**Exercise instructions**
Leave out the images and repeat the listing below without a single change.

---+---

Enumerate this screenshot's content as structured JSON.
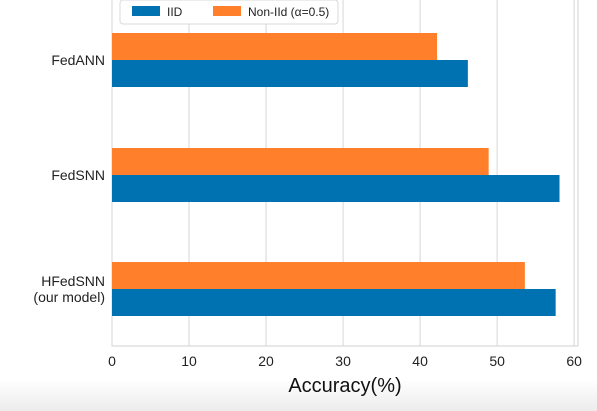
{
  "chart_data": {
    "type": "bar",
    "orientation": "horizontal",
    "categories": [
      "FedANN",
      "FedSNN",
      "HFedSNN\n(our model)"
    ],
    "series": [
      {
        "name": "IID",
        "values": [
          46.2,
          58.1,
          57.6
        ],
        "color": "#0072b2"
      },
      {
        "name": "Non-IId (α=0.5)",
        "values": [
          42.2,
          48.9,
          53.6
        ],
        "color": "#ff7f2a"
      }
    ],
    "xlabel": "Accuracy(%)",
    "ylabel": "",
    "xlim": [
      0,
      60.5
    ],
    "xticks": [
      0,
      10,
      20,
      30,
      40,
      50,
      60
    ],
    "grid": true,
    "legend_position": "top-left"
  }
}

---+---

**Finished answer**
Enumerate this screenshot's content as structured JSON.
{
  "chart_data": {
    "type": "bar",
    "orientation": "horizontal",
    "categories": [
      "FedANN",
      "FedSNN",
      "HFedSNN\n(our model)"
    ],
    "series": [
      {
        "name": "IID",
        "values": [
          46.2,
          58.1,
          57.6
        ],
        "color": "#0072b2"
      },
      {
        "name": "Non-IId (α=0.5)",
        "values": [
          42.2,
          48.9,
          53.6
        ],
        "color": "#ff7f2a"
      }
    ],
    "xlabel": "Accuracy(%)",
    "ylabel": "",
    "xlim": [
      0,
      60.5
    ],
    "xticks": [
      0,
      10,
      20,
      30,
      40,
      50,
      60
    ],
    "grid": true,
    "legend_position": "top-left"
  }
}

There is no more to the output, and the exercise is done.